Copy every line of the records below where the word "label" occurs.

------

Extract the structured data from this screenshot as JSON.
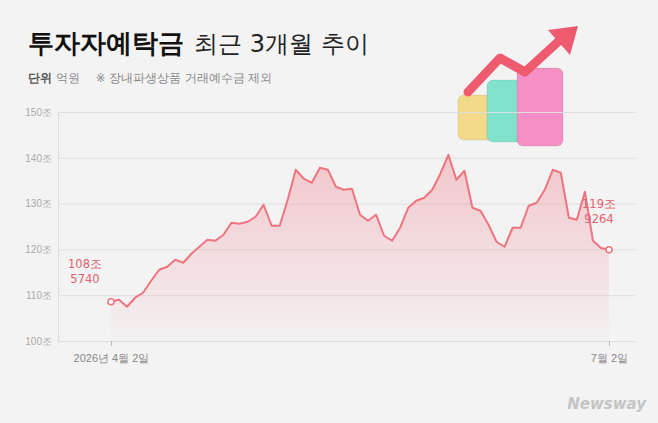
{
  "chart_data": {
    "type": "line",
    "title": "투자자예탁금",
    "subtitle": "최근 3개월 추이",
    "notes": [
      "단위 억원",
      "※ 장내파생상품 거래예수금 제외"
    ],
    "source": "Newsway",
    "categories": [
      "2026년 4월 2일",
      null,
      null,
      null,
      null,
      null,
      null,
      null,
      null,
      null,
      null,
      null,
      null,
      null,
      null,
      null,
      null,
      null,
      null,
      null,
      null,
      null,
      null,
      null,
      null,
      null,
      null,
      null,
      null,
      null,
      null,
      null,
      null,
      null,
      null,
      null,
      null,
      null,
      null,
      null,
      null,
      null,
      null,
      null,
      null,
      null,
      null,
      null,
      null,
      null,
      null,
      null,
      null,
      null,
      null,
      null,
      null,
      null,
      null,
      null,
      null,
      null,
      "7월 2일"
    ],
    "values": [
      108.574,
      109.01,
      107.48,
      109.45,
      110.54,
      113.16,
      115.56,
      116.21,
      117.74,
      117.09,
      119.05,
      120.58,
      122.11,
      121.89,
      123.2,
      125.82,
      125.6,
      126.04,
      127.13,
      129.75,
      125.16,
      125.16,
      130.84,
      137.39,
      135.43,
      134.55,
      137.83,
      137.39,
      133.68,
      133.02,
      133.24,
      127.57,
      126.26,
      127.57,
      122.98,
      121.89,
      124.73,
      129.09,
      130.62,
      131.28,
      133.02,
      136.52,
      140.66,
      135.21,
      137.17,
      129.09,
      128.44,
      125.38,
      121.67,
      120.58,
      124.73,
      124.73,
      129.53,
      130.19,
      133.02,
      137.39,
      136.73,
      126.91,
      126.48,
      132.59,
      121.89,
      120.3,
      119.9264
    ],
    "color": "#ef7480",
    "annotations": [
      [
        "108조",
        "5740"
      ],
      [
        "119조",
        "9264"
      ]
    ],
    "ylim": [
      100,
      150
    ],
    "yticks": [
      {
        "value": 100,
        "label": "100조"
      },
      {
        "value": 110,
        "label": "110조"
      },
      {
        "value": 120,
        "label": "120조"
      },
      {
        "value": 130,
        "label": "130조"
      },
      {
        "value": 140,
        "label": "140조"
      },
      {
        "value": 150,
        "label": "150조"
      }
    ],
    "grid": true
  }
}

------

» **Output for this exercise**
        "label": "100조"
        "label": "110조"
        "label": "120조"
        "label": "130조"
        "label": "140조"
        "label": "150조"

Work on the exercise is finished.